------ Data records

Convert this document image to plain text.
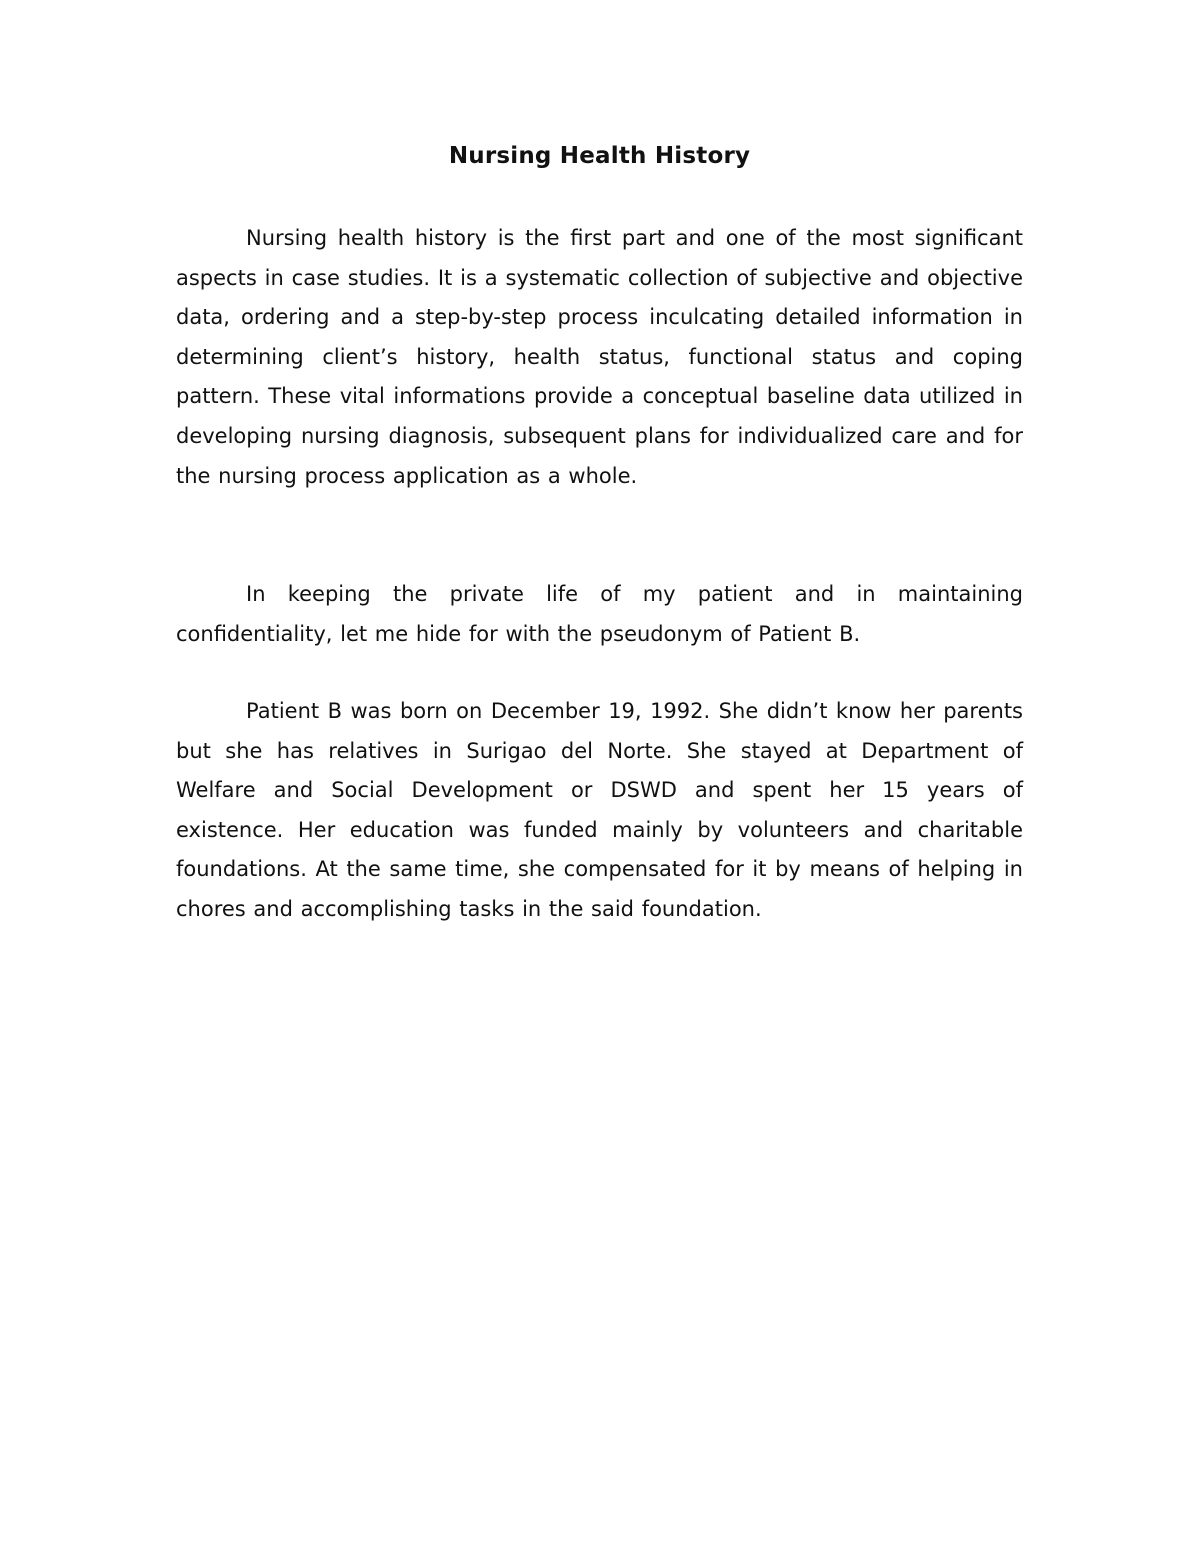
Nursing Health History

Nursing health history is the first part and one of the most significant aspects in case studies. It is a systematic collection of subjective and objective data, ordering and a step-by-step process inculcating detailed information in determining client’s history, health status, functional status and coping pattern. These vital informations provide a conceptual baseline data utilized in developing nursing diagnosis, subsequent plans for individualized care and for the nursing process application as a whole.

In keeping the private life of my patient and in maintaining confidentiality, let me hide for with the pseudonym of Patient B.

Patient B was born on December 19, 1992. She didn’t know her parents but she has relatives in Surigao del Norte. She stayed at Department of Welfare and Social Development or DSWD and spent her 15 years of existence. Her education was funded mainly by volunteers and charitable foundations. At the same time, she compensated for it by means of helping in chores and accomplishing tasks in the said foundation.
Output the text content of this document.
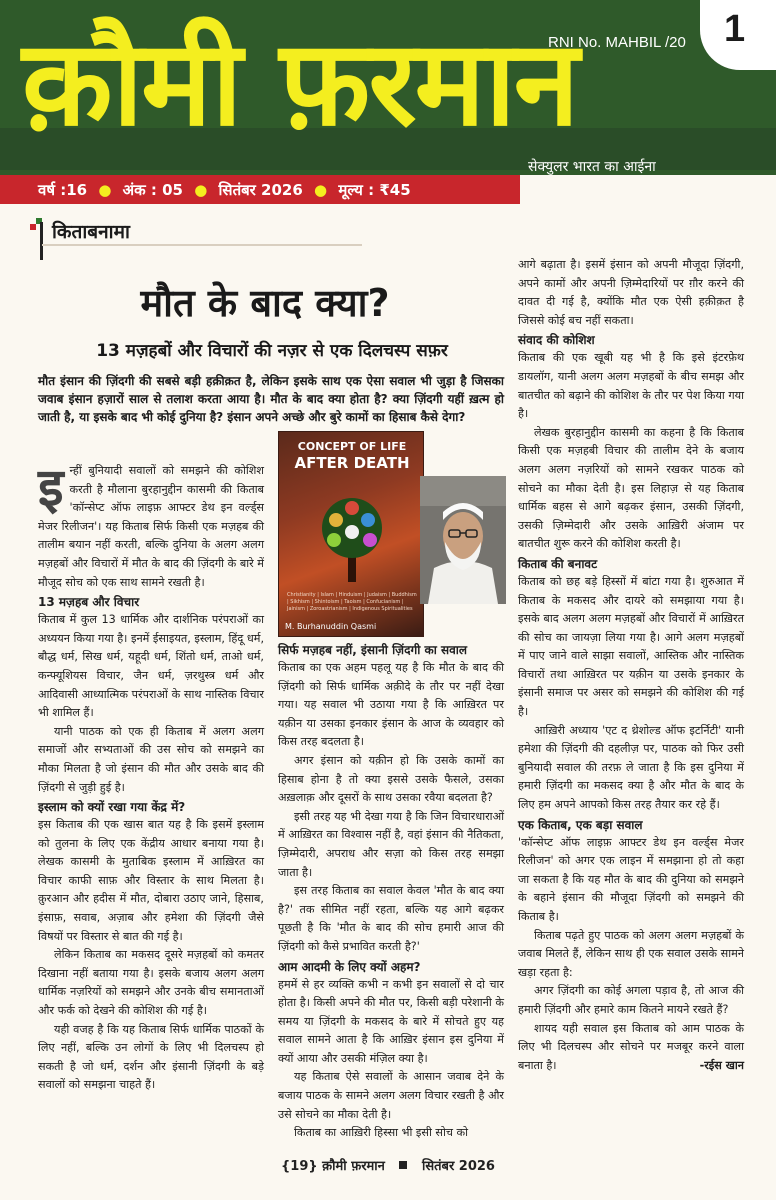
क़ौमी फ़रमान
RNI No. MAHBIL /20 1
सेक्युलर भारत का आईना
वर्ष :16 ● अंक : 05 ● सितंबर 2026 ● मूल्य : ₹45
किताबनामा
मौत के बाद क्या?
13 मज़हबों और विचारों की नज़र से एक दिलचस्प सफ़र
मौत इंसान की ज़िंदगी की सबसे बड़ी हक़ीक़त है, लेकिन इसके साथ एक ऐसा सवाल भी जुड़ा है जिसका जवाब इंसान हज़ारों साल से तलाश करता आया है। मौत के बाद क्या होता है? क्या ज़िंदगी यहीं ख़त्म हो जाती है, या इसके बाद भी कोई दुनिया है? इंसान अपने अच्छे और बुरे कामों का हिसाब कैसे देगा?

इन्हीं बुनियादी सवालों को समझने की कोशिश करती है मौलाना बुरहानुद्दीन कासमी की किताब 'कॉन्सेप्ट ऑफ लाइफ़ आफ्टर डेथ इन वर्ल्ड्स मेजर रिलीजन'। यह किताब सिर्फ किसी एक मज़हब की तालीम बयान नहीं करती, बल्कि दुनिया के अलग अलग मज़हबों और विचारों में मौत के बाद की ज़िंदगी के बारे में मौजूद सोच को एक साथ सामने रखती है।

13 मज़हब और विचार

किताब में कुल 13 धार्मिक और दार्शनिक परंपराओं का अध्ययन किया गया है। इनमें ईसाइयत, इस्लाम, हिंदू धर्म, बौद्ध धर्म, सिख धर्म, यहूदी धर्म, शिंतो धर्म, ताओ धर्म, कन्फ्यूशियस विचार, जैन धर्म, ज़रथुस्त्र धर्म और आदिवासी आध्यात्मिक परंपराओं के साथ नास्तिक विचार भी शामिल हैं।

यानी पाठक को एक ही किताब में अलग अलग समाजों और सभ्यताओं की उस सोच को समझने का मौका मिलता है जो इंसान की मौत और उसके बाद की ज़िंदगी से जुड़ी हुई है।

इस्लाम को क्यों रखा गया केंद्र में?

इस किताब की एक खास बात यह है कि इसमें इस्लाम को तुलना के लिए एक केंद्रीय आधार बनाया गया है। लेखक कासमी के मुताबिक इस्लाम में आख़िरत का विचार काफी साफ़ और विस्तार के साथ मिलता है। क़ुरआन और हदीस में मौत, दोबारा उठाए जाने, हिसाब, इंसाफ़, सवाब, अज़ाब और हमेशा की ज़िंदगी जैसे विषयों पर विस्तार से बात की गई है।

लेकिन किताब का मकसद दूसरे मज़हबों को कमतर दिखाना नहीं बताया गया है। इसके बजाय अलग अलग धार्मिक नज़रियों को समझने और उनके बीच समानताओं और फर्क को देखने की कोशिश की गई है।

यही वजह है कि यह किताब सिर्फ धार्मिक पाठकों के लिए नहीं, बल्कि उन लोगों के लिए भी दिलचस्प हो सकती है जो धर्म, दर्शन और इंसानी ज़िंदगी के बड़े सवालों को समझना चाहते हैं।

CONCEPT OF LIFE
AFTER DEATH
Christianity | Islam | Hinduism | Judaism | Buddhism | Sikhism | Shintoism | Taoism | Confucianism | Jainism | Zoroastrianism | Indigenous Spiritualities
M. Burhanuddin Qasmi
सिर्फ मज़हब नहीं, इंसानी ज़िंदगी का सवाल

किताब का एक अहम पहलू यह है कि मौत के बाद की ज़िंदगी को सिर्फ धार्मिक अक़ीदे के तौर पर नहीं देखा गया। यह सवाल भी उठाया गया है कि आख़िरत पर यक़ीन या उसका इनकार इंसान के आज के व्यवहार को किस तरह बदलता है।

अगर इंसान को यक़ीन हो कि उसके कामों का हिसाब होना है तो क्या इससे उसके फैसले, उसका अख़लाक़ और दूसरों के साथ उसका रवैया बदलता है?

इसी तरह यह भी देखा गया है कि जिन विचारधाराओं में आख़िरत का विश्वास नहीं है, वहां इंसान की नैतिकता, ज़िम्मेदारी, अपराध और सज़ा को किस तरह समझा जाता है।

इस तरह किताब का सवाल केवल 'मौत के बाद क्या है?' तक सीमित नहीं रहता, बल्कि यह आगे बढ़कर पूछती है कि 'मौत के बाद की सोच हमारी आज की ज़िंदगी को कैसे प्रभावित करती है?'

आम आदमी के लिए क्यों अहम?

हममें से हर व्यक्ति कभी न कभी इन सवालों से दो चार होता है। किसी अपने की मौत पर, किसी बड़ी परेशानी के समय या ज़िंदगी के मकसद के बारे में सोचते हुए यह सवाल सामने आता है कि आख़िर इंसान इस दुनिया में क्यों आया और उसकी मंज़िल क्या है।

यह किताब ऐसे सवालों के आसान जवाब देने के बजाय पाठक के सामने अलग अलग विचार रखती है और उसे सोचने का मौका देती है।

किताब का आख़िरी हिस्सा भी इसी सोच को

आगे बढ़ाता है। इसमें इंसान को अपनी मौजूदा ज़िंदगी, अपने कामों और अपनी ज़िम्मेदारियों पर ग़ौर करने की दावत दी गई है, क्योंकि मौत एक ऐसी हक़ीक़त है जिससे कोई बच नहीं सकता।

संवाद की कोशिश

किताब की एक खूबी यह भी है कि इसे इंटरफ़ेथ डायलॉग, यानी अलग अलग मज़हबों के बीच समझ और बातचीत को बढ़ाने की कोशिश के तौर पर पेश किया गया है।

लेखक बुरहानुद्दीन कासमी का कहना है कि किताब किसी एक मज़हबी विचार की तालीम देने के बजाय अलग अलग नज़रियों को सामने रखकर पाठक को सोचने का मौका देती है। इस लिहाज़ से यह किताब धार्मिक बहस से आगे बढ़कर इंसान, उसकी ज़िंदगी, उसकी ज़िम्मेदारी और उसके आख़िरी अंजाम पर बातचीत शुरू करने की कोशिश करती है।

किताब की बनावट

किताब को छह बड़े हिस्सों में बांटा गया है। शुरुआत में किताब के मकसद और दायरे को समझाया गया है। इसके बाद अलग अलग मज़हबों और विचारों में आख़िरत की सोच का जायज़ा लिया गया है। आगे अलग मज़हबों में पाए जाने वाले साझा सवालों, आस्तिक और नास्तिक विचारों तथा आख़िरत पर यक़ीन या उसके इनकार के इंसानी समाज पर असर को समझने की कोशिश की गई है।

आख़िरी अध्याय 'एट द थ्रेशोल्ड ऑफ इटर्निटी' यानी हमेशा की ज़िंदगी की दहलीज़ पर, पाठक को फिर उसी बुनियादी सवाल की तरफ़ ले जाता है कि इस दुनिया में हमारी ज़िंदगी का मकसद क्या है और मौत के बाद के लिए हम अपने आपको किस तरह तैयार कर रहे हैं।

एक किताब, एक बड़ा सवाल

'कॉन्सेप्ट ऑफ लाइफ़ आफ्टर डेथ इन वर्ल्ड्स मेजर रिलीजन' को अगर एक लाइन में समझाना हो तो कहा जा सकता है कि यह मौत के बाद की दुनिया को समझने के बहाने इंसान की मौजूदा ज़िंदगी को समझने की किताब है।

किताब पढ़ते हुए पाठक को अलग अलग मज़हबों के जवाब मिलते हैं, लेकिन साथ ही एक सवाल उसके सामने खड़ा रहता है:

अगर ज़िंदगी का कोई अगला पड़ाव है, तो आज की हमारी ज़िंदगी और हमारे काम कितने मायने रखते हैं?

शायद यही सवाल इस किताब को आम पाठक के लिए भी दिलचस्प और सोचने पर मजबूर करने वाला बनाता है।	-रईस खान

{19} क़ौमी फ़रमान	सितंबर 2026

------------

> Task brief
Determine the number of lines in the records that include the string "बदलत", and respond with that number only.

> Response to this task
2